> [Dataset entries]:
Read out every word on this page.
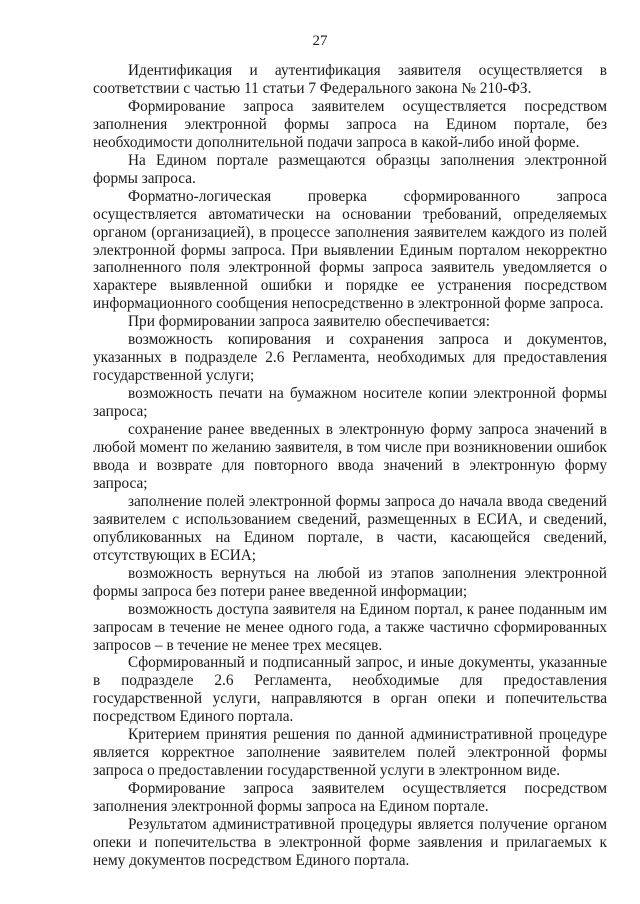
27

Идентификация и аутентификация заявителя осуществляется в соответствии с частью 11 статьи 7 Федерального закона № 210-ФЗ.

Формирование запроса заявителем осуществляется посредством заполнения электронной формы запроса на Едином портале, без необходимости дополнительной подачи запроса в какой-либо иной форме.

На Едином портале размещаются образцы заполнения электронной формы запроса.

Форматно-логическая проверка сформированного запроса осуществляется автоматически на основании требований, определяемых органом (организацией), в процессе заполнения заявителем каждого из полей электронной формы запроса. При выявлении Единым порталом некорректно заполненного поля электронной формы запроса заявитель уведомляется о характере выявленной ошибки и порядке ее устранения посредством информационного сообщения непосредственно в электронной форме запроса.

При формировании запроса заявителю обеспечивается:

возможность копирования и сохранения запроса и документов, указанных в подразделе 2.6 Регламента, необходимых для предоставления государственной услуги;

возможность печати на бумажном носителе копии электронной формы запроса;

сохранение ранее введенных в электронную форму запроса значений в любой момент по желанию заявителя, в том числе при возникновении ошибок ввода и возврате для повторного ввода значений в электронную форму запроса;

заполнение полей электронной формы запроса до начала ввода сведений заявителем с использованием сведений, размещенных в ЕСИА, и сведений, опубликованных на Едином портале, в части, касающейся сведений, отсутствующих в ЕСИА;

возможность вернуться на любой из этапов заполнения электронной формы запроса без потери ранее введенной информации;

возможность доступа заявителя на Едином портал, к ранее поданным им запросам в течение не менее одного года, а также частично сформированных запросов – в течение не менее трех месяцев.

Сформированный и подписанный запрос, и иные документы, указанные в подразделе 2.6 Регламента, необходимые для предоставления государственной услуги, направляются в орган опеки и попечительства посредством Единого портала.

Критерием принятия решения по данной административной процедуре является корректное заполнение заявителем полей электронной формы запроса о предоставлении государственной услуги в электронном виде.

Формирование запроса заявителем осуществляется посредством заполнения электронной формы запроса на Едином портале.

Результатом административной процедуры является получение органом опеки и попечительства в электронной форме заявления и прилагаемых к нему документов посредством Единого портала.
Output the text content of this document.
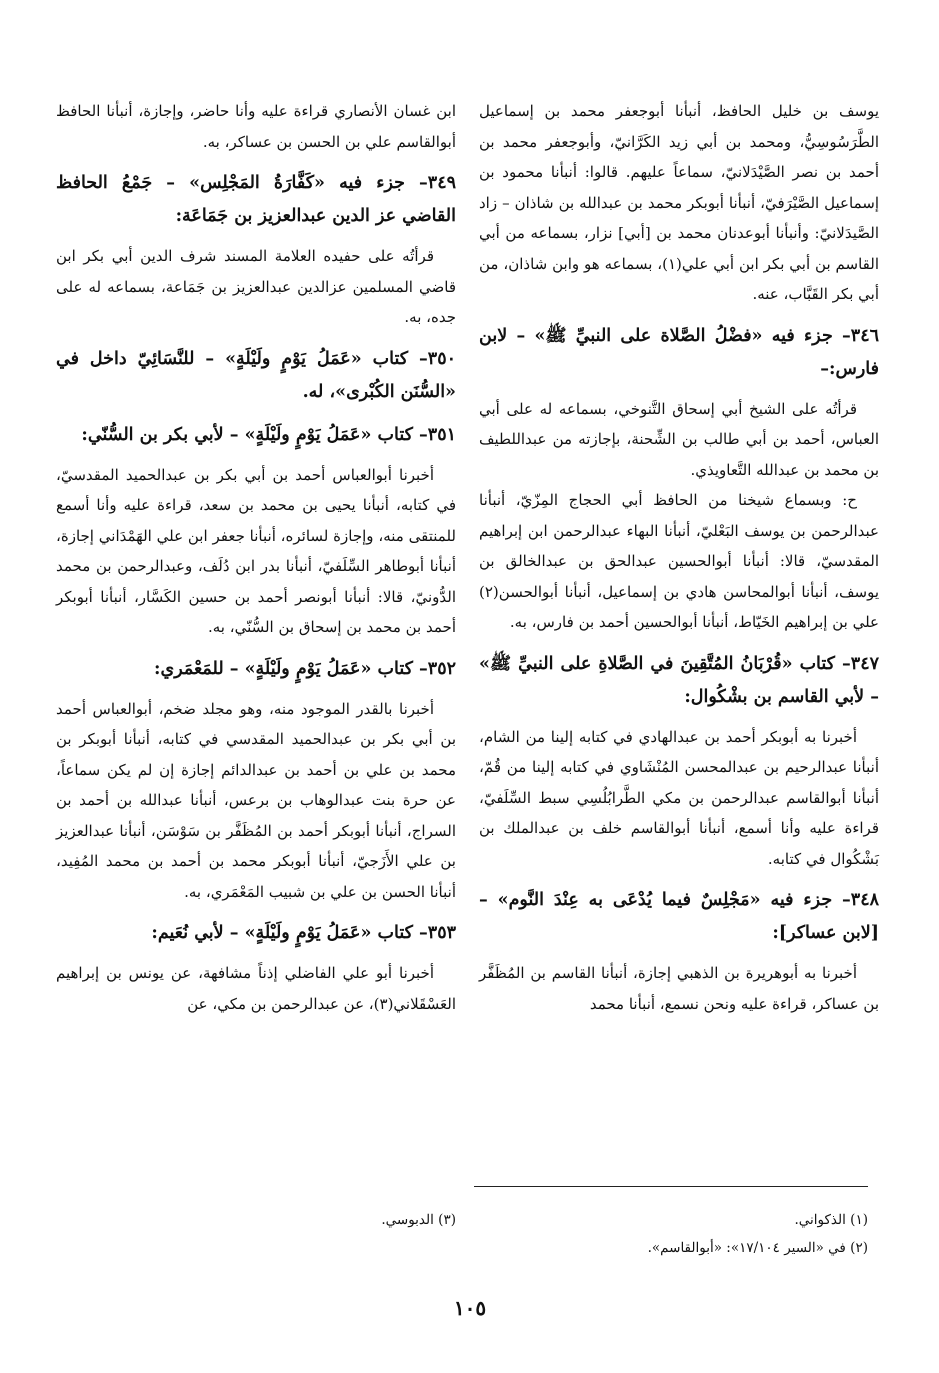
يوسف بن خليل الحافظ، أنبأنا أبوجعفر محمد بن إسماعيل الطَّرَسُوسِيُّ، ومحمد بن أبي زيد الكَرَّانيّ، وأبوجعفر محمد بن أحمد بن نصر الصَّيْدَلانيّ، سماعاً عليهم. قالوا: أنبأنا محمود بن إسماعيل الصَّيْرَفيّ، أنبأنا أبوبكر محمد بن عبدالله بن شاذان – زاد الصَّيدَلانيّ: وأنبأنا أبوعدنان محمد بن [أبي] نزار، بسماعه من أبي القاسم بن أبي بكر ابن أبي علي(١)، بسماعه هو وابن شاذان، من أبي بكر القَبَّاب، عنه.

٣٤٦– جزء فيه «فضْلُ الصَّلاة على النبيِّ ﷺ» – لابن فارس:–

قرأتُه على الشيخ أبي إسحاق التَّنوخي، بسماعه له على أبي العباس، أحمد بن أبي طالب بن الشِّحنة، بإجازته من عبداللطيف بن محمد بن عبدالله التَّعاويذي.

ح: وبسماع شيخنا من الحافظ أبي الحجاج المِزّيّ، أنبأنا عبدالرحمن بن يوسف البَعْليّ، أنبأنا البهاء عبدالرحمن ابن إبراهيم المقدسيّ، قالا: أنبأنا أبوالحسين عبدالحق بن عبدالخالق بن يوسف، أنبأنا أبوالمحاسن هادي بن إسماعيل، أنبأنا أبوالحسن(٢) علي بن إبراهيم الخَيّاط، أنبأنا أبوالحسين أحمد بن فارس، به.

٣٤٧– كتاب «قُرْبَانُ المُتَّقِينَ في الصَّلاةِ على النبيِّ ﷺ» – لأبي القاسم بن بشْكُوال:

أخبرنا به أبوبكر أحمد بن عبدالهادي في كتابه إلينا من الشام، أنبأنا عبدالرحيم بن عبدالمحسن المُنْشَاوي في كتابه إلينا من قُمّ، أنبأنا أبوالقاسم عبدالرحمن بن مكي الطَّرابُلُسِي سبط السِّلَفيّ، قراءة عليه وأنا أسمع، أنبأنا أبوالقاسم خلف بن عبدالملك بن بَشْكُوال في كتابه.

٣٤٨– جزء فيه «مَجْلِسٌ فيما يُدْعَى به عِنْدَ النَّوم» – [لابن عساكر]:

أخبرنا به أبوهريرة بن الذهبي إجازة، أنبأنا القاسم بن المُظَفَّر بن عساكر، قراءة عليه ونحن نسمع، أنبأنا محمد

ابن غسان الأنصاري قراءة عليه وأنا حاضر، وإجازة، أنبأنا الحافظ أبوالقاسم علي بن الحسن بن عساكر، به.

٣٤٩– جزء فيه «كَفَّارَةُ المَجْلِس» – جَمْعُ الحافظ القاضي عز الدين عبدالعزيز بن جَمَاعَة:

قرأتُه على حفيده العلامة المسند شرف الدين أبي بكر ابن قاضي المسلمين عزالدين عبدالعزيز بن جَمَاعة، بسماعه له على جده، به.

٣٥٠– كتاب «عَمَلُ يَوْمٍ ولَيْلَةٍ» – للنَّسَائِيّ داخل في «السُّنَن الكُبْرى»، له.
٣٥١– كتاب «عَمَلُ يَوْمٍ ولَيْلَةٍ» – لأبي بكر بن السُّنّي:

أخبرنا أبوالعباس أحمد بن أبي بكر بن عبدالحميد المقدسيّ، في كتابه، أنبأنا يحيى بن محمد بن سعد، قراءة عليه وأنا أسمع للمنتقى منه، وإجازة لسائره، أنبأنا جعفر ابن علي الهَمْدَاني إجازة، أنبأنا أبوطاهر السِّلَفيّ، أنبأنا بدر ابن دُلَف، وعبدالرحمن بن محمد الدُّونيّ، قالا: أنبأنا أبونصر أحمد بن حسين الكَسَّار، أنبأنا أبوبكر أحمد بن محمد بن إسحاق بن السُّنّي، به.

٣٥٢– كتاب «عَمَلُ يَوْمٍ ولَيْلَةٍ» – للمَعْمَري:

أخبرنا بالقدر الموجود منه، وهو مجلد ضخم، أبوالعباس أحمد بن أبي بكر بن عبدالحميد المقدسي في كتابه، أنبأنا أبوبكر بن محمد بن علي بن أحمد بن عبدالدائم إجازة إن لم يكن سماعاً، عن حرة بنت عبدالوهاب بن برعس، أنبأنا عبدالله بن أحمد بن السراج، أنبأنا أبوبكر أحمد بن المُظَفَّر بن سَوْسَن، أنبأنا عبدالعزيز بن علي الأَزَجيّ، أنبأنا أبوبكر محمد بن أحمد بن محمد المُفِيد، أنبأنا الحسن بن علي بن شبيب المَعْمَري، به.

٣٥٣– كتاب «عَمَلُ يَوْمٍ ولَيْلَةٍ» – لأبي نُعَيم:

أخبرنا أبو علي الفاضلي إذناً مشافهة، عن يونس بن إبراهيم العَسْقَلاني(٣)، عن عبدالرحمن بن مكي، عن

(١) الذكواني.
(٢) في «السير ١٧/١٠٤»: «أبوالقاسم».
(٣) الدبوسي.
١٠٥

> [What the task requires]: Of the lines in the entries above, how many include "أبوالقاسم"? Only the number should be given.

> [Reply]: 3